TASK PROMPT
Look over the lines below. Report each one that includes the string "複数回答".

[Figure content listings]
▶
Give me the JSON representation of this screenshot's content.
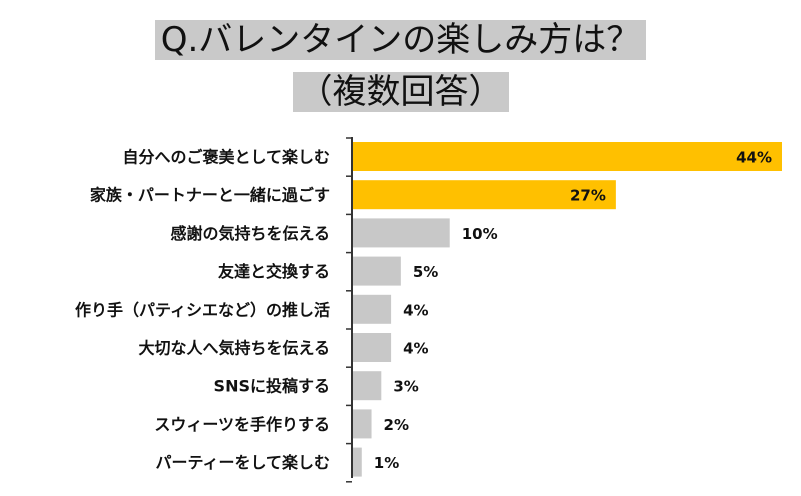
{
  "title_line1": "Q.バレンタインの楽しみ方は？",
  "title_line2": "（複数回答）",
  "colors": {
    "highlight": "#FFC000",
    "normal": "#C8C8C8",
    "axis": "#333333"
  },
  "chart_data": {
    "type": "bar",
    "orientation": "horizontal",
    "title": "Q.バレンタインの楽しみ方は？（複数回答）",
    "categories": [
      "自分へのご褒美として楽しむ",
      "家族・パートナーと一緒に過ごす",
      "感謝の気持ちを伝える",
      "友達と交換する",
      "作り手（パティシエなど）の推し活",
      "大切な人へ気持ちを伝える",
      "SNSに投稿する",
      "スウィーツを手作りする",
      "パーティーをして楽しむ"
    ],
    "values": [
      44,
      27,
      10,
      5,
      4,
      4,
      3,
      2,
      1
    ],
    "value_labels": [
      "44%",
      "27%",
      "10%",
      "5%",
      "4%",
      "4%",
      "3%",
      "2%",
      "1%"
    ],
    "highlighted": [
      true,
      true,
      false,
      false,
      false,
      false,
      false,
      false,
      false
    ],
    "xlim": [
      0,
      44
    ],
    "grid": false,
    "legend": "none"
  }
}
◀
OUTPUT FOR THIS TASK
  "title_line2": "（複数回答）",
    "title": "Q.バレンタインの楽しみ方は？（複数回答）",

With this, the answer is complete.